[DATA EXTRACT start]

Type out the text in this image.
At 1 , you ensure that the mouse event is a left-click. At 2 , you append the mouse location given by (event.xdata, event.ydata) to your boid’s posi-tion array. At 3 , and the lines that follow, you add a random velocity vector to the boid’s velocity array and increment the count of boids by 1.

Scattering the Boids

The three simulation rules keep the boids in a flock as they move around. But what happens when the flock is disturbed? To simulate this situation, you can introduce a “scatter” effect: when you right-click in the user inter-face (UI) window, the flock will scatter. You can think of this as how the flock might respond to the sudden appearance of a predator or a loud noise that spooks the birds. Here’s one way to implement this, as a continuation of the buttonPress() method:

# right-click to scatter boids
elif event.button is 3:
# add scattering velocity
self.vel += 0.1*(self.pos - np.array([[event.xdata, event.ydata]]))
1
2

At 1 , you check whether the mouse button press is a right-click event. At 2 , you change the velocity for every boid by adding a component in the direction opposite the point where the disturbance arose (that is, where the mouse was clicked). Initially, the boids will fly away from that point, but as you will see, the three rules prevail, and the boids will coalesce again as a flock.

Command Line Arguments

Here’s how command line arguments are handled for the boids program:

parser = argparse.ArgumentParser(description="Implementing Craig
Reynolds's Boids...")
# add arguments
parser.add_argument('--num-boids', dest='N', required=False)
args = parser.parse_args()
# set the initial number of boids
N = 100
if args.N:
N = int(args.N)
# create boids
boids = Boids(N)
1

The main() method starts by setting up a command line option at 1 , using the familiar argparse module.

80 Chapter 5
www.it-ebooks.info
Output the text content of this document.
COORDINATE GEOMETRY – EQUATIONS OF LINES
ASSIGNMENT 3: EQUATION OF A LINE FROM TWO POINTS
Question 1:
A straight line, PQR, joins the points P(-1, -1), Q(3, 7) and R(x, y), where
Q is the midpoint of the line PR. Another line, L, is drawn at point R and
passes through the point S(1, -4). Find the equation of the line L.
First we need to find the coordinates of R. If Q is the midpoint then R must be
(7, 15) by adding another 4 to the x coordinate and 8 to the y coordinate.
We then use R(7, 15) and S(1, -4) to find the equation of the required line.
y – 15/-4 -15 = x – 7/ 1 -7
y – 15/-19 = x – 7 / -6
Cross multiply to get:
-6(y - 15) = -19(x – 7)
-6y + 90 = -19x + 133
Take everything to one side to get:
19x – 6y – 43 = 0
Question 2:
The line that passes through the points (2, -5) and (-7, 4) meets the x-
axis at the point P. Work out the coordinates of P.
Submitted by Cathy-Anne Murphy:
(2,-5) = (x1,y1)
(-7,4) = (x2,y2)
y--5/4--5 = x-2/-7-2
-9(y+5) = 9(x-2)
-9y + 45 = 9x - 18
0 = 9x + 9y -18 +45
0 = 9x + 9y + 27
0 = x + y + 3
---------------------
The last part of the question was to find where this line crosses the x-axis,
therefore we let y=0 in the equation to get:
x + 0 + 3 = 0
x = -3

[DATA EXTRACT end]

[EXERCISE DETAILS]:
Write the entire listing out again, word for word.

[CORRECT RESULT]:
Type out the text in this image.
At 1 , you ensure that the mouse event is a left-click. At 2 , you append the mouse location given by (event.xdata, event.ydata) to your boid’s posi-tion array. At 3 , and the lines that follow, you add a random velocity vector to the boid’s velocity array and increment the count of boids by 1.

Scattering the Boids

The three simulation rules keep the boids in a flock as they move around. But what happens when the flock is disturbed? To simulate this situation, you can introduce a “scatter” effect: when you right-click in the user inter-face (UI) window, the flock will scatter. You can think of this as how the flock might respond to the sudden appearance of a predator or a loud noise that spooks the birds. Here’s one way to implement this, as a continuation of the buttonPress() method:

# right-click to scatter boids
elif event.button is 3:
# add scattering velocity
self.vel += 0.1*(self.pos - np.array([[event.xdata, event.ydata]]))
1
2

At 1 , you check whether the mouse button press is a right-click event. At 2 , you change the velocity for every boid by adding a component in the direction opposite the point where the disturbance arose (that is, where the mouse was clicked). Initially, the boids will fly away from that point, but as you will see, the three rules prevail, and the boids will coalesce again as a flock.

Command Line Arguments

Here’s how command line arguments are handled for the boids program:

parser = argparse.ArgumentParser(description="Implementing Craig
Reynolds's Boids...")
# add arguments
parser.add_argument('--num-boids', dest='N', required=False)
args = parser.parse_args()
# set the initial number of boids
N = 100
if args.N:
N = int(args.N)
# create boids
boids = Boids(N)
1

The main() method starts by setting up a command line option at 1 , using the familiar argparse module.

80 Chapter 5
www.it-ebooks.info
Output the text content of this document.
COORDINATE GEOMETRY – EQUATIONS OF LINES
ASSIGNMENT 3: EQUATION OF A LINE FROM TWO POINTS
Question 1:
A straight line, PQR, joins the points P(-1, -1), Q(3, 7) and R(x, y), where
Q is the midpoint of the line PR. Another line, L, is drawn at point R and
passes through the point S(1, -4). Find the equation of the line L.
First we need to find the coordinates of R. If Q is the midpoint then R must be
(7, 15) by adding another 4 to the x coordinate and 8 to the y coordinate.
We then use R(7, 15) and S(1, -4) to find the equation of the required line.
y – 15/-4 -15 = x – 7/ 1 -7
y – 15/-19 = x – 7 / -6
Cross multiply to get:
-6(y - 15) = -19(x – 7)
-6y + 90 = -19x + 133
Take everything to one side to get:
19x – 6y – 43 = 0
Question 2:
The line that passes through the points (2, -5) and (-7, 4) meets the x-
axis at the point P. Work out the coordinates of P.
Submitted by Cathy-Anne Murphy:
(2,-5) = (x1,y1)
(-7,4) = (x2,y2)
y--5/4--5 = x-2/-7-2
-9(y+5) = 9(x-2)
-9y + 45 = 9x - 18
0 = 9x + 9y -18 +45
0 = 9x + 9y + 27
0 = x + y + 3
---------------------
The last part of the question was to find where this line crosses the x-axis,
therefore we let y=0 in the equation to get:
x + 0 + 3 = 0
x = -3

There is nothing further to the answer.